— start Exercise data —
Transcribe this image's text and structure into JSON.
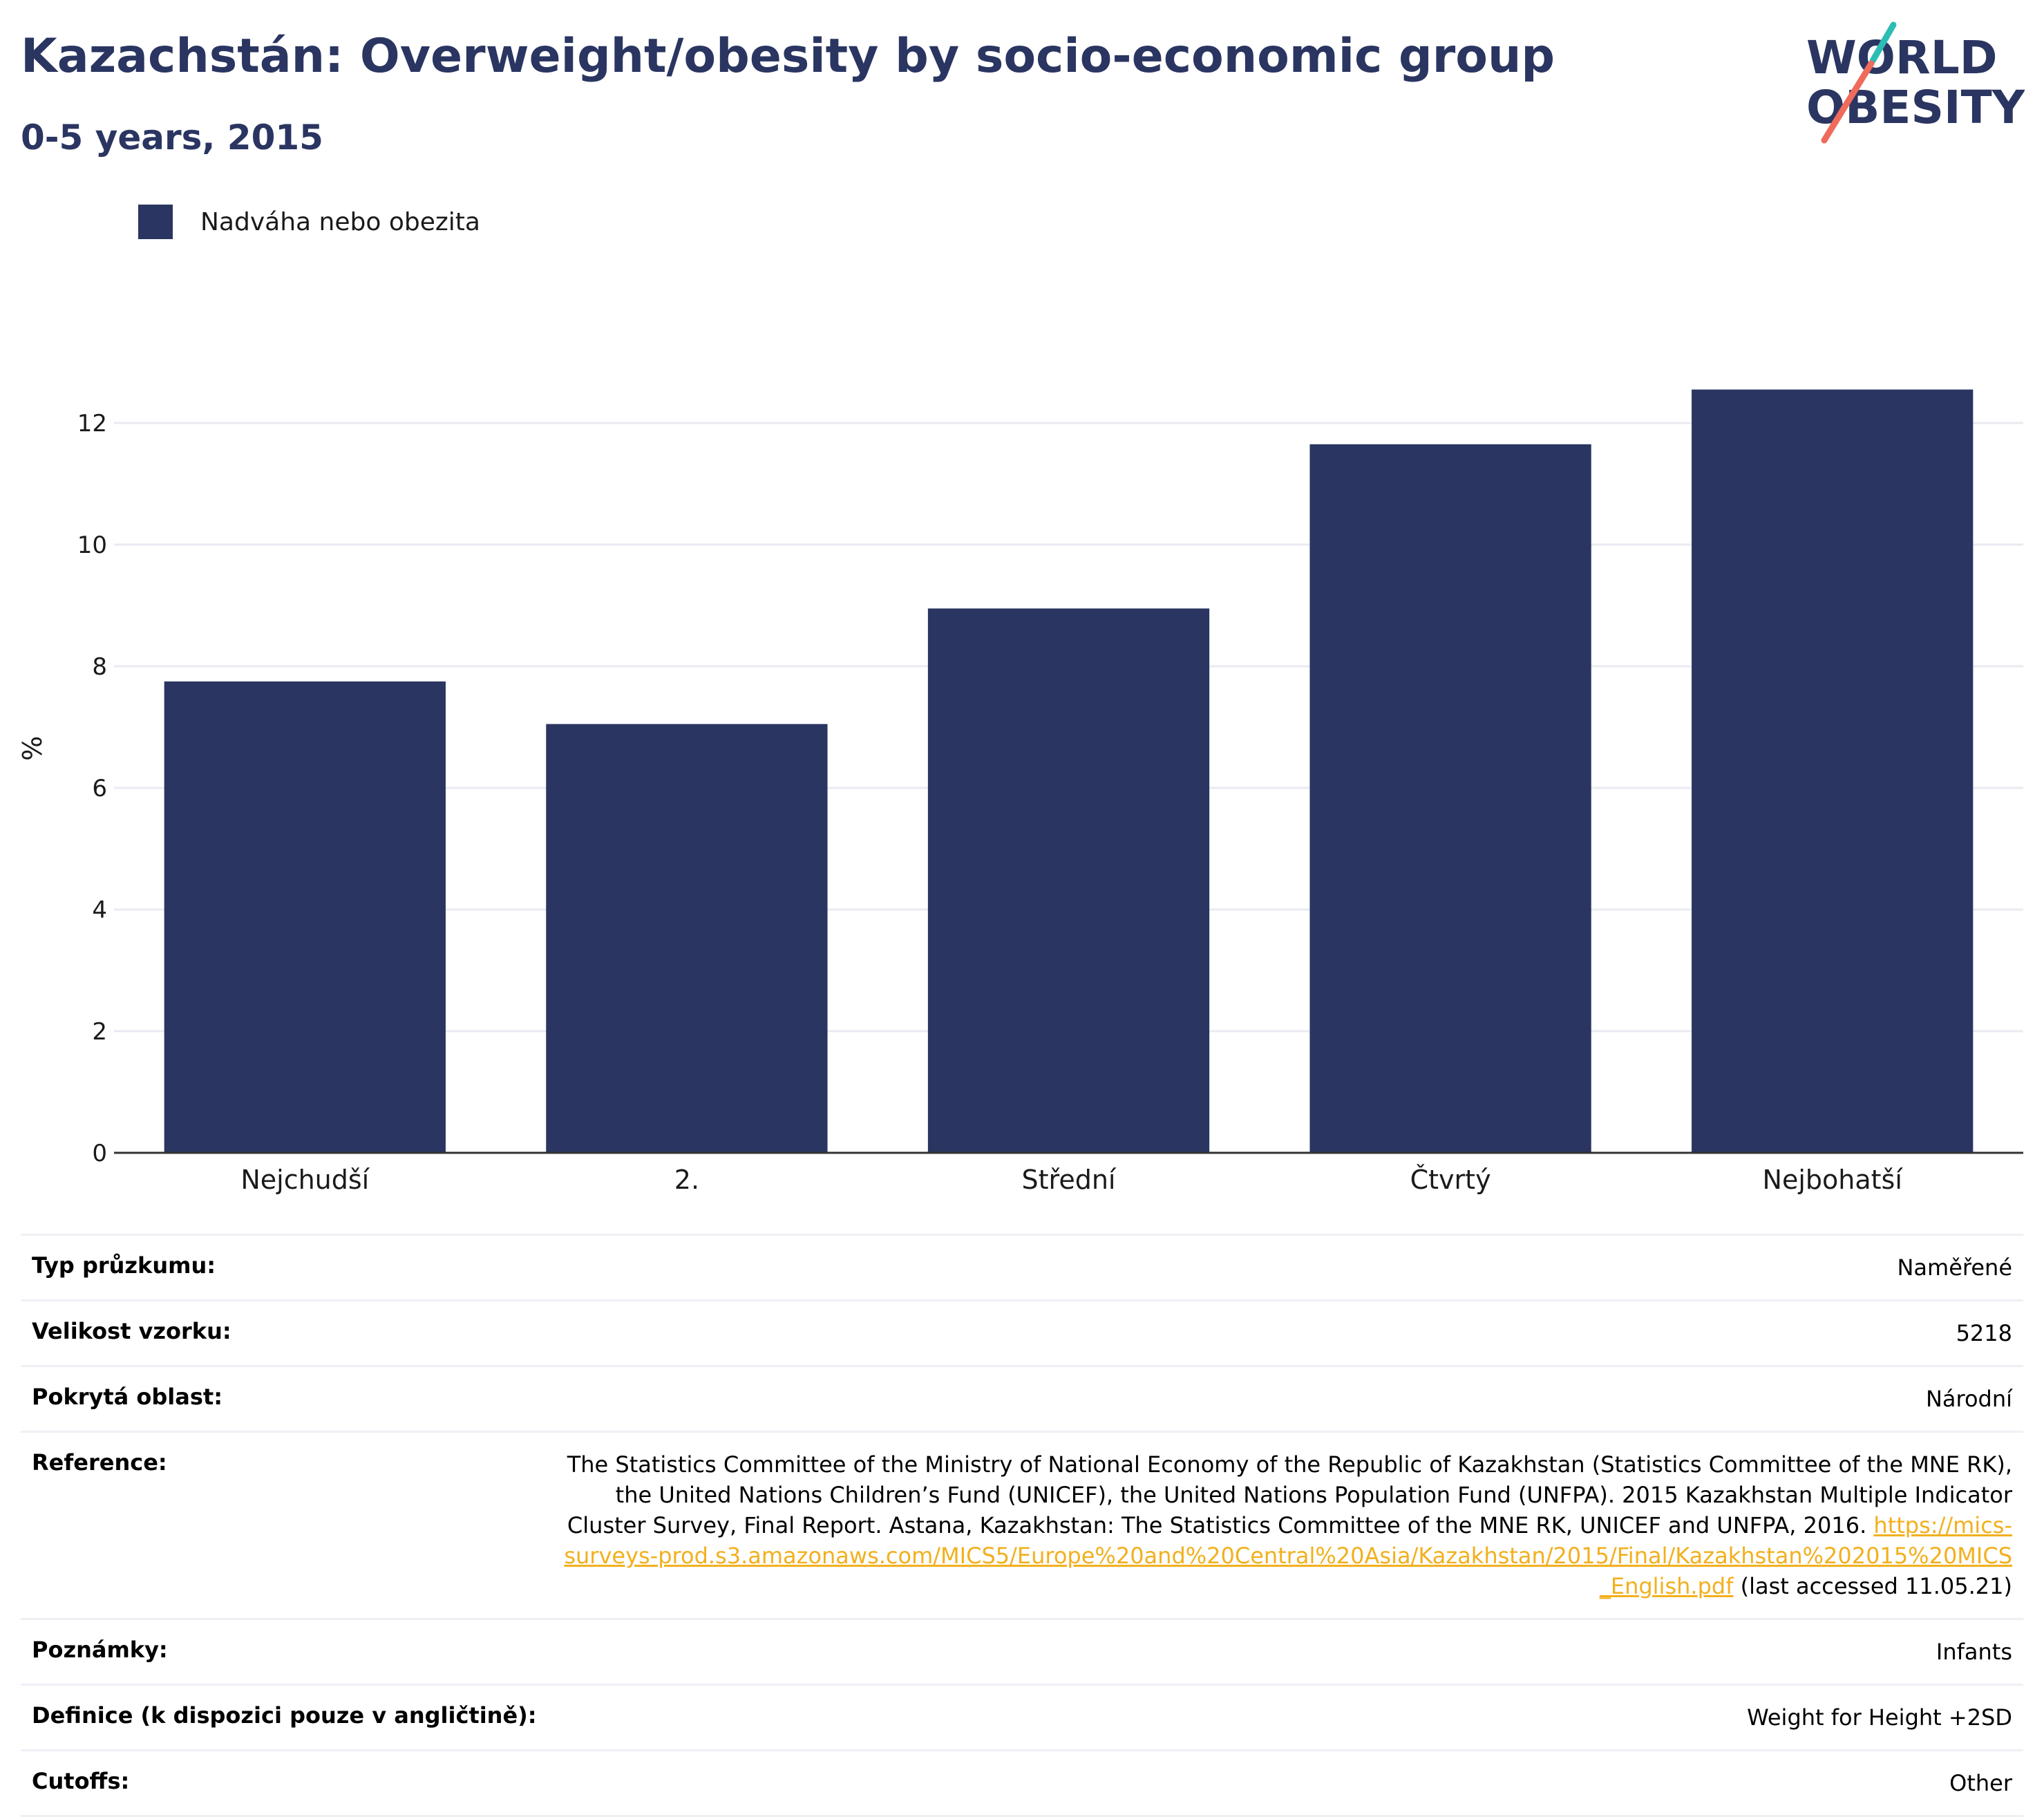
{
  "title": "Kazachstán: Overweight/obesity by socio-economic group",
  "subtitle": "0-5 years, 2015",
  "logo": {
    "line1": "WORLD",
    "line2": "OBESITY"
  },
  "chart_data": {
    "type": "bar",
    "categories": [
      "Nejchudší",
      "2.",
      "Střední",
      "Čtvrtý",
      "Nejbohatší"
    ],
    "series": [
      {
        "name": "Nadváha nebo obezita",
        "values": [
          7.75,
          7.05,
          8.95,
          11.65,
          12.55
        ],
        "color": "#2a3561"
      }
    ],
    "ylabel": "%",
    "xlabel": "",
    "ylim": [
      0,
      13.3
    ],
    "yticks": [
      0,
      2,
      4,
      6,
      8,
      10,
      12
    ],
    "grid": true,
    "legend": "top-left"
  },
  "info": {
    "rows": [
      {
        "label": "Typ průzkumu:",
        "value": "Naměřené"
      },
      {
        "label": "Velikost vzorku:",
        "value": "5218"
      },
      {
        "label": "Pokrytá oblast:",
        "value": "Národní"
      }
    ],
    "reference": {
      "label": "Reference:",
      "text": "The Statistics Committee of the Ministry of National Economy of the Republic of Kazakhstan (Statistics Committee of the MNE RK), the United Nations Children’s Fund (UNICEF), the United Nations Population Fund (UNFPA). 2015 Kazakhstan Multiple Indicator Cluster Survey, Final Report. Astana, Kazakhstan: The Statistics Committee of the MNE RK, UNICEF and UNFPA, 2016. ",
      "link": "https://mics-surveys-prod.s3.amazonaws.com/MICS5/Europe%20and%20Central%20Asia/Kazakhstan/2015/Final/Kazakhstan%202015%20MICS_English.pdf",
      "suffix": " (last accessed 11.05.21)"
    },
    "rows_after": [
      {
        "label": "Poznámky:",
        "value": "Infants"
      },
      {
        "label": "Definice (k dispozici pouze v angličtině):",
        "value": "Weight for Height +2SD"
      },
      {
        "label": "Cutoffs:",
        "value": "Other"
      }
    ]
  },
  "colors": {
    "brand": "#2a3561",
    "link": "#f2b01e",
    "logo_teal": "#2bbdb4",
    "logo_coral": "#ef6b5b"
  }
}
— end Exercise data —
[What you are asked to do] Leave the pictures out and output the rest of the listing exactly.

[Response for this exercise]
Transcribe this image's text and structure into JSON.
{
  "title": "Kazachstán: Overweight/obesity by socio-economic group",
  "subtitle": "0-5 years, 2015",
  "logo": {
    "line1": "WORLD",
    "line2": "OBESITY"
  },
  "chart_data": {
    "type": "bar",
    "categories": [
      "Nejchudší",
      "2.",
      "Střední",
      "Čtvrtý",
      "Nejbohatší"
    ],
    "series": [
      {
        "name": "Nadváha nebo obezita",
        "values": [
          7.75,
          7.05,
          8.95,
          11.65,
          12.55
        ],
        "color": "#2a3561"
      }
    ],
    "ylabel": "%",
    "xlabel": "",
    "ylim": [
      0,
      13.3
    ],
    "yticks": [
      0,
      2,
      4,
      6,
      8,
      10,
      12
    ],
    "grid": true,
    "legend": "top-left"
  },
  "info": {
    "rows": [
      {
        "label": "Typ průzkumu:",
        "value": "Naměřené"
      },
      {
        "label": "Velikost vzorku:",
        "value": "5218"
      },
      {
        "label": "Pokrytá oblast:",
        "value": "Národní"
      }
    ],
    "reference": {
      "label": "Reference:",
      "text": "The Statistics Committee of the Ministry of National Economy of the Republic of Kazakhstan (Statistics Committee of the MNE RK), the United Nations Children’s Fund (UNICEF), the United Nations Population Fund (UNFPA). 2015 Kazakhstan Multiple Indicator Cluster Survey, Final Report. Astana, Kazakhstan: The Statistics Committee of the MNE RK, UNICEF and UNFPA, 2016. ",
      "link": "https://mics-surveys-prod.s3.amazonaws.com/MICS5/Europe%20and%20Central%20Asia/Kazakhstan/2015/Final/Kazakhstan%202015%20MICS_English.pdf",
      "suffix": " (last accessed 11.05.21)"
    },
    "rows_after": [
      {
        "label": "Poznámky:",
        "value": "Infants"
      },
      {
        "label": "Definice (k dispozici pouze v angličtině):",
        "value": "Weight for Height +2SD"
      },
      {
        "label": "Cutoffs:",
        "value": "Other"
      }
    ]
  },
  "colors": {
    "brand": "#2a3561",
    "link": "#f2b01e",
    "logo_teal": "#2bbdb4",
    "logo_coral": "#ef6b5b"
  }
}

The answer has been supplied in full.